Report every line below that holds the word "Hoofdafbeelding".

□ □ □ □ □ □ □

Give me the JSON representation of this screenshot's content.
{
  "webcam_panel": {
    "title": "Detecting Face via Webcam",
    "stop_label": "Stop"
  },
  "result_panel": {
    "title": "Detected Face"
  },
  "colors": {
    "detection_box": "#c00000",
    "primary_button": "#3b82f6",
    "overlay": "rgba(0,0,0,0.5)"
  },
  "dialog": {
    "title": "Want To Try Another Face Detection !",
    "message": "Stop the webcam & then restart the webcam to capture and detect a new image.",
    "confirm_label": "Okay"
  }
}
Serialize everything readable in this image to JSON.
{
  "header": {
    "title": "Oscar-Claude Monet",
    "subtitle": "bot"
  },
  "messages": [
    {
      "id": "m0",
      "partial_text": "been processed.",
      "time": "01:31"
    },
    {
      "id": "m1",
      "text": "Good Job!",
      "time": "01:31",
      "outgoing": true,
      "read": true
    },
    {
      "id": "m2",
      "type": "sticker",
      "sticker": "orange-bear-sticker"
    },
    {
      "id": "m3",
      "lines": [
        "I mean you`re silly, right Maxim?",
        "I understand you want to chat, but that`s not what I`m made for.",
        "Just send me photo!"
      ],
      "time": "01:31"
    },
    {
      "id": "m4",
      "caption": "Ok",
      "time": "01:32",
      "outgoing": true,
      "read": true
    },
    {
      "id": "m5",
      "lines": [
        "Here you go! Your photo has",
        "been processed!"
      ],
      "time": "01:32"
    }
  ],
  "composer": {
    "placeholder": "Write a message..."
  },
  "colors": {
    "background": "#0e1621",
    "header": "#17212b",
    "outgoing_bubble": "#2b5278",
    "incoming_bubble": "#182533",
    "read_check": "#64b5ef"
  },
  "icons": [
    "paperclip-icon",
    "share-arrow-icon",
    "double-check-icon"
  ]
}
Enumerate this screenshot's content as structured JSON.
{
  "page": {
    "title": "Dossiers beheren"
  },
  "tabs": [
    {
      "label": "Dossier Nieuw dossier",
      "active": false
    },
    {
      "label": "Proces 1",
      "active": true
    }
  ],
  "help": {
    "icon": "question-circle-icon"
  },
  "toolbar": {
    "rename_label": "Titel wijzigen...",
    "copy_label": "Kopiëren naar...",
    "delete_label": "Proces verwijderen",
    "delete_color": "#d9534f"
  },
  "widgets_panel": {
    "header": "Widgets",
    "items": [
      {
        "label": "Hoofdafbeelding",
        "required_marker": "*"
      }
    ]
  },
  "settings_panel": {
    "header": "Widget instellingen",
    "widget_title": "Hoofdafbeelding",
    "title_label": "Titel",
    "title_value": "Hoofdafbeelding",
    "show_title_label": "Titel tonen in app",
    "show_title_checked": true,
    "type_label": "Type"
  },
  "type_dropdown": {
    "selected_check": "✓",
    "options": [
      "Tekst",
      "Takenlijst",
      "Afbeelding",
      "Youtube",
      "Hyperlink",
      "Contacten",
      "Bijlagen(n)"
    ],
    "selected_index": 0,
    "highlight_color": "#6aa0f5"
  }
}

□ □ □ □ □ □ □

* [Result of the task]
        "label": "Hoofdafbeelding",
    "widget_title": "Hoofdafbeelding",
    "title_value": "Hoofdafbeelding",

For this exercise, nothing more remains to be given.